• [Task goal] Write out each line word for word. Drop pictures.

• [Data listing]
►

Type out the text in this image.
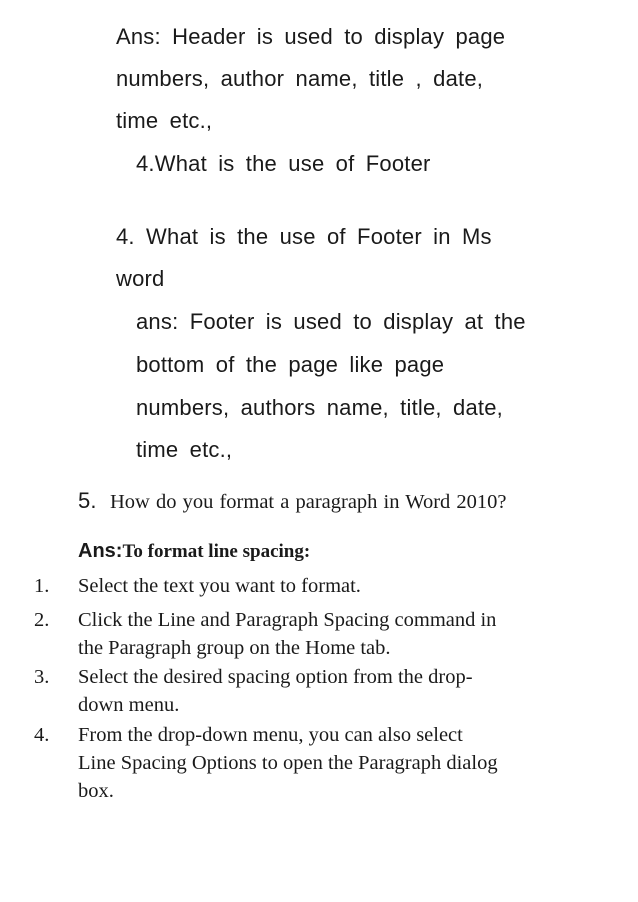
Ans: Header is used to display page
numbers, author name, title , date,
time etc.,
4.What is the use of Footer
4. What is the use of Footer in Ms
word
ans: Footer is used to display at the
bottom of the page like page
numbers, authors name, title, date,
time etc.,
5. How do you format a paragraph in Word 2010?
Ans:To format line spacing:
1. Select the text you want to format.
2. Click the Line and Paragraph Spacing command in
the Paragraph group on the Home tab.
3. Select the desired spacing option from the drop-
down menu.
4. From the drop-down menu, you can also select
Line Spacing Options to open the Paragraph dialog
box.
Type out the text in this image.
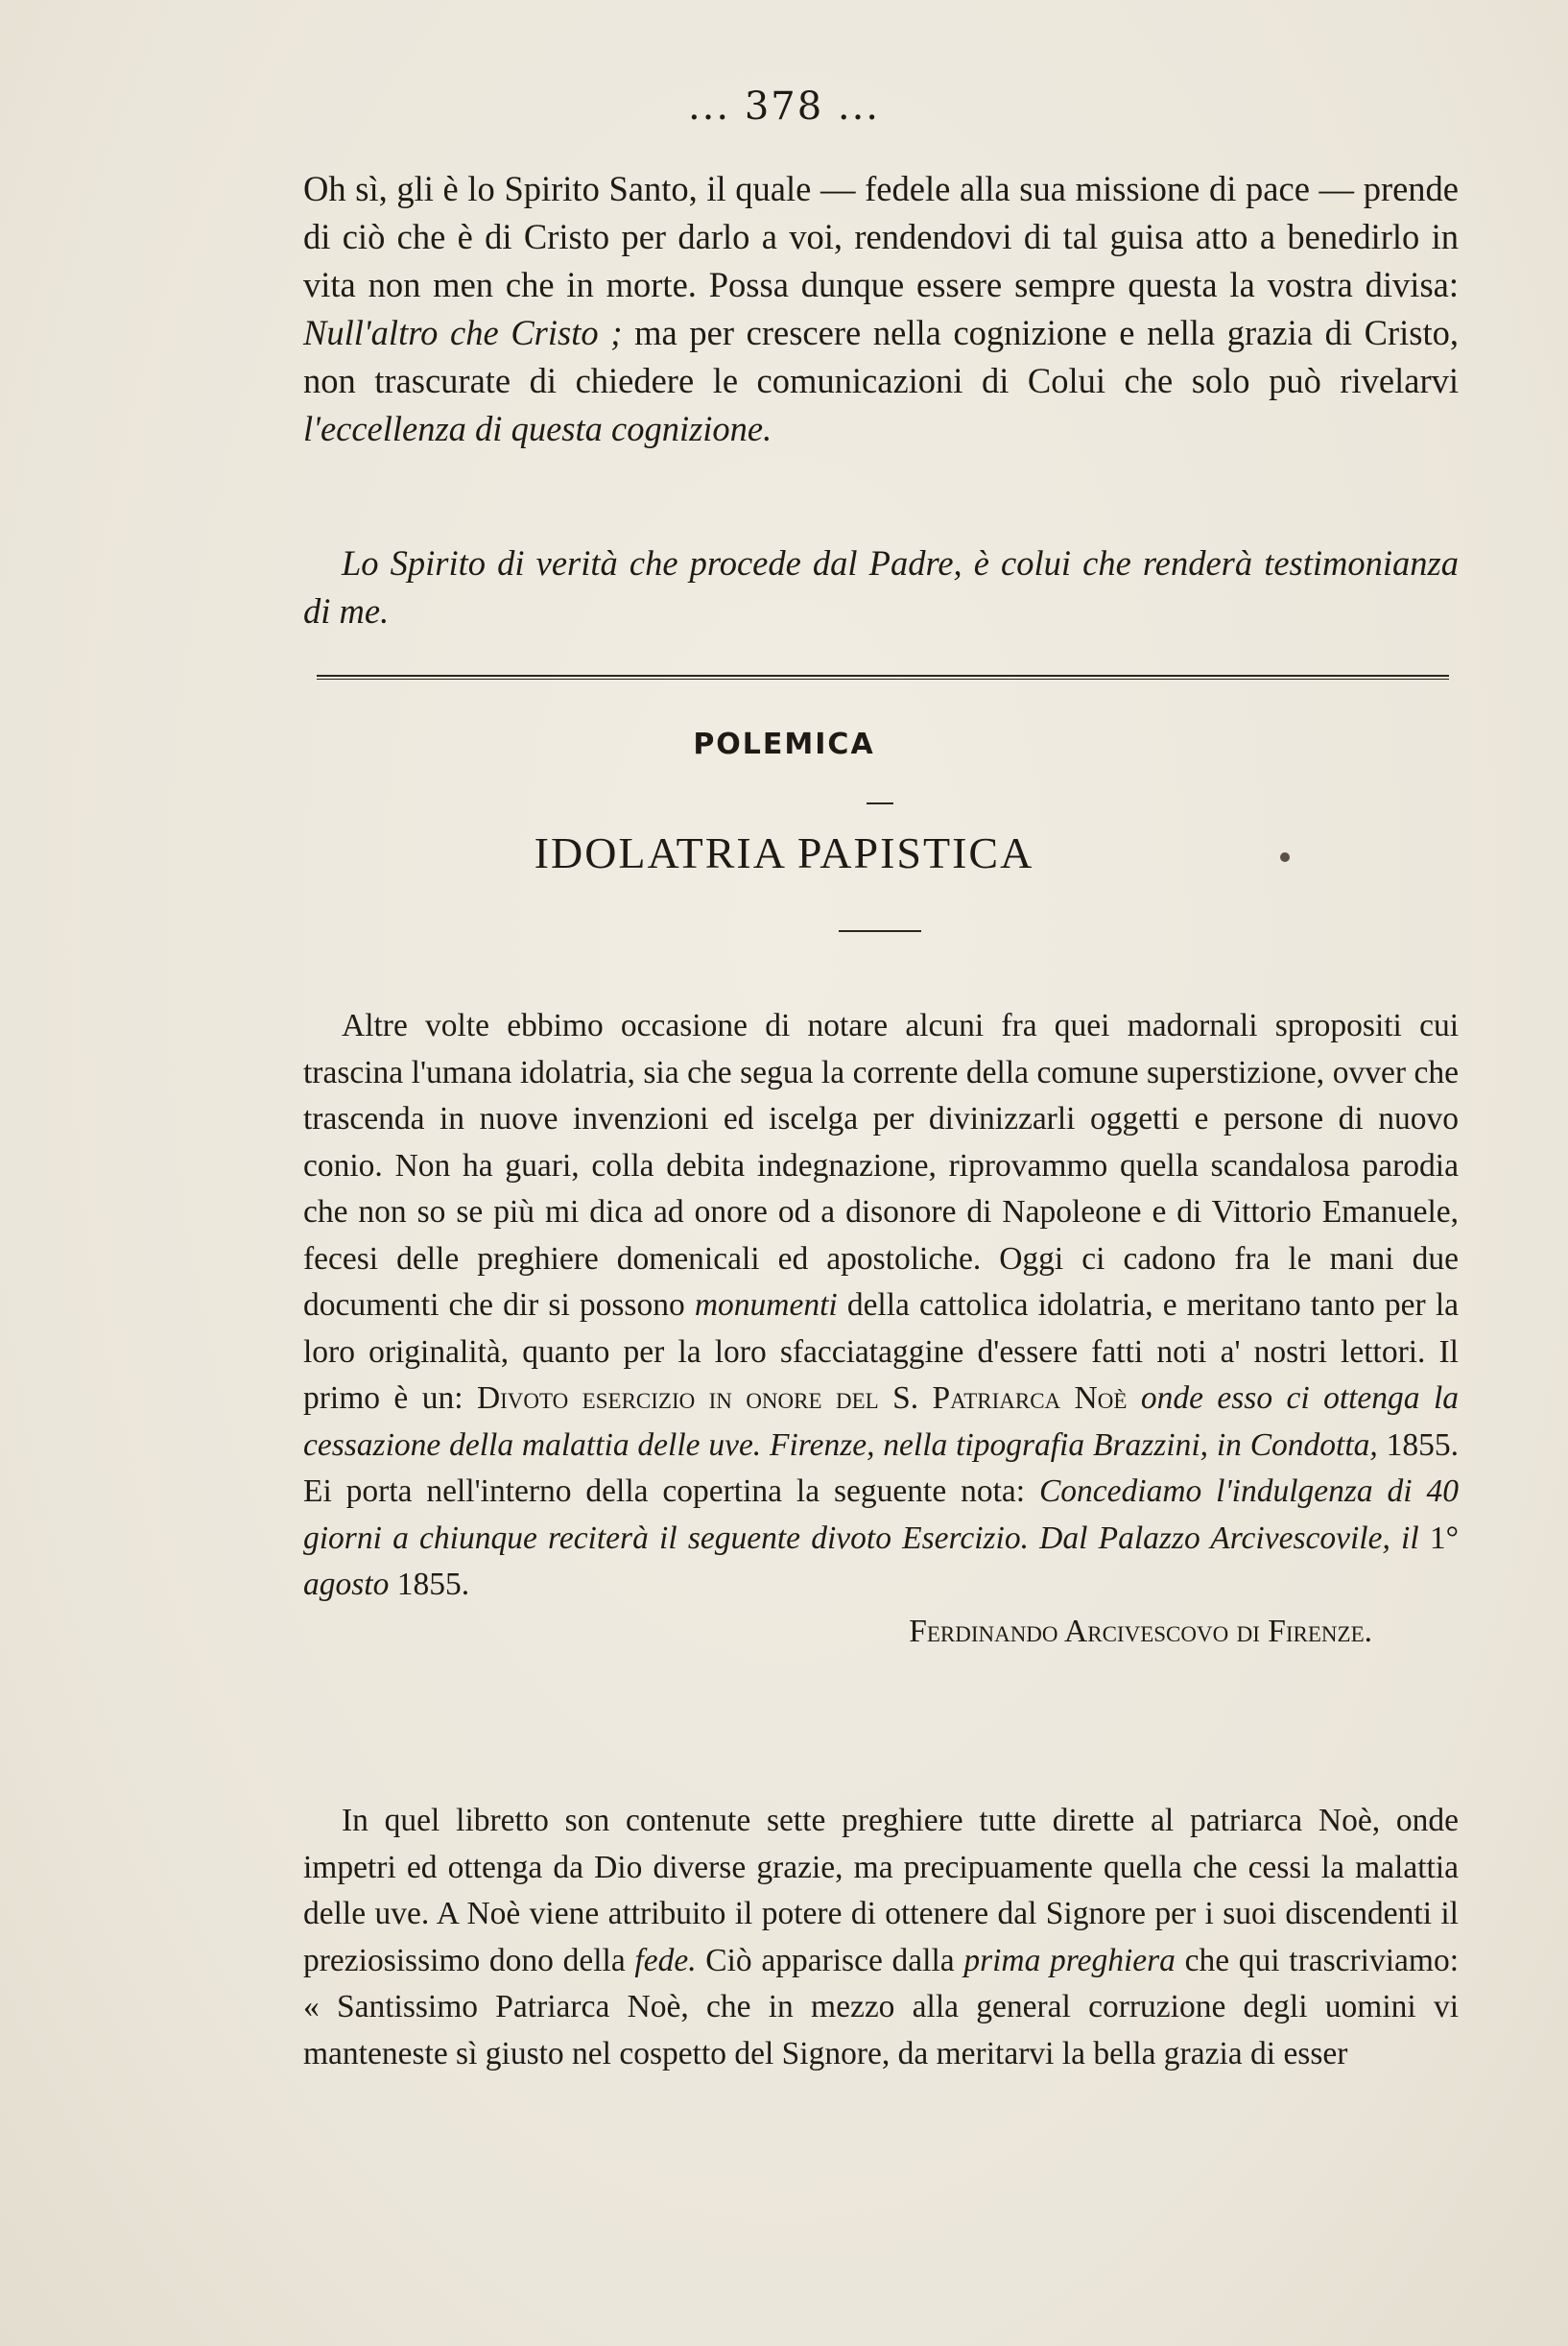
... 378 ...

Oh sì, gli è lo Spirito Santo, il quale — fedele alla sua missione di pace — prende di ciò che è di Cristo per darlo a voi, rendendovi di tal guisa atto a benedirlo in vita non men che in morte. Possa dunque essere sempre questa la vostra divisa: Null'altro che Cristo ; ma per crescere nella cognizione e nella grazia di Cristo, non trascurate di chiedere le comunicazioni di Colui che solo può rivelarvi l'eccellenza di questa cognizione.

Lo Spirito di verità che procede dal Padre, è colui che renderà testimonianza di me.

POLEMICA
IDOLATRIA PAPISTICA

Altre volte ebbimo occasione di notare alcuni fra quei madornali spropositi cui trascina l'umana idolatria, sia che segua la corrente della comune superstizione, ovver che trascenda in nuove invenzioni ed iscelga per divinizzarli oggetti e persone di nuovo conio. Non ha guari, colla debita indegnazione, riprovammo quella scandalosa parodia che non so se più mi dica ad onore od a disonore di Napoleone e di Vittorio Emanuele, fecesi delle preghiere domenicali ed apostoliche. Oggi ci cadono fra le mani due documenti che dir si possono monumenti della cattolica idolatria, e meritano tanto per la loro originalità, quanto per la loro sfacciataggine d'essere fatti noti a' nostri lettori. Il primo è un: Divoto esercizio in onore del S. Patriarca Noè onde esso ci ottenga la cessazione della malattia delle uve. Firenze, nella tipografia Brazzini, in Condotta, 1855. Ei porta nell'interno della copertina la seguente nota: Concediamo l'indulgenza di 40 giorni a chiunque reciterà il seguente divoto Esercizio. Dal Palazzo Arcivescovile, il 1° agosto 1855.

Ferdinando Arcivescovo di Firenze.

In quel libretto son contenute sette preghiere tutte dirette al patriarca Noè, onde impetri ed ottenga da Dio diverse grazie, ma precipuamente quella che cessi la malattia delle uve. A Noè viene attribuito il potere di ottenere dal Signore per i suoi discendenti il preziosissimo dono della fede. Ciò apparisce dalla prima preghiera che qui trascriviamo: « Santissimo Patriarca Noè, che in mezzo alla general corruzione degli uomini vi manteneste sì giusto nel cospetto del Signore, da meritarvi la bella grazia di esser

◄

• [Solved exercise]
Type out the text in this image.
Ans: Header is used to display page
numbers, author name, title , date,
time etc.,
4.What is the use of Footer
4. What is the use of Footer in Ms
word
ans: Footer is used to display at the
bottom of the page like page
numbers, authors name, title, date,
time etc.,
5. How do you format a paragraph in Word 2010?
Ans:To format line spacing:
1. Select the text you want to format.
2. Click the Line and Paragraph Spacing command in
the Paragraph group on the Home tab.
3. Select the desired spacing option from the drop-
down menu.
4. From the drop-down menu, you can also select
Line Spacing Options to open the Paragraph dialog
box.
Type out the text in this image.
... 378 ...

Oh sì, gli è lo Spirito Santo, il quale — fedele alla sua missione di pace — prende di ciò che è di Cristo per darlo a voi, rendendovi di tal guisa atto a benedirlo in vita non men che in morte. Possa dunque essere sempre questa la vostra divisa: Null'altro che Cristo ; ma per crescere nella cognizione e nella grazia di Cristo, non trascurate di chiedere le comunicazioni di Colui che solo può rivelarvi l'eccellenza di questa cognizione.

Lo Spirito di verità che procede dal Padre, è colui che renderà testimonianza di me.

POLEMICA
IDOLATRIA PAPISTICA

Altre volte ebbimo occasione di notare alcuni fra quei madornali spropositi cui trascina l'umana idolatria, sia che segua la corrente della comune superstizione, ovver che trascenda in nuove invenzioni ed iscelga per divinizzarli oggetti e persone di nuovo conio. Non ha guari, colla debita indegnazione, riprovammo quella scandalosa parodia che non so se più mi dica ad onore od a disonore di Napoleone e di Vittorio Emanuele, fecesi delle preghiere domenicali ed apostoliche. Oggi ci cadono fra le mani due documenti che dir si possono monumenti della cattolica idolatria, e meritano tanto per la loro originalità, quanto per la loro sfacciataggine d'essere fatti noti a' nostri lettori. Il primo è un: Divoto esercizio in onore del S. Patriarca Noè onde esso ci ottenga la cessazione della malattia delle uve. Firenze, nella tipografia Brazzini, in Condotta, 1855. Ei porta nell'interno della copertina la seguente nota: Concediamo l'indulgenza di 40 giorni a chiunque reciterà il seguente divoto Esercizio. Dal Palazzo Arcivescovile, il 1° agosto 1855.

Ferdinando Arcivescovo di Firenze.

In quel libretto son contenute sette preghiere tutte dirette al patriarca Noè, onde impetri ed ottenga da Dio diverse grazie, ma precipuamente quella che cessi la malattia delle uve. A Noè viene attribuito il potere di ottenere dal Signore per i suoi discendenti il preziosissimo dono della fede. Ciò apparisce dalla prima preghiera che qui trascriviamo: « Santissimo Patriarca Noè, che in mezzo alla general corruzione degli uomini vi manteneste sì giusto nel cospetto del Signore, da meritarvi la bella grazia di esser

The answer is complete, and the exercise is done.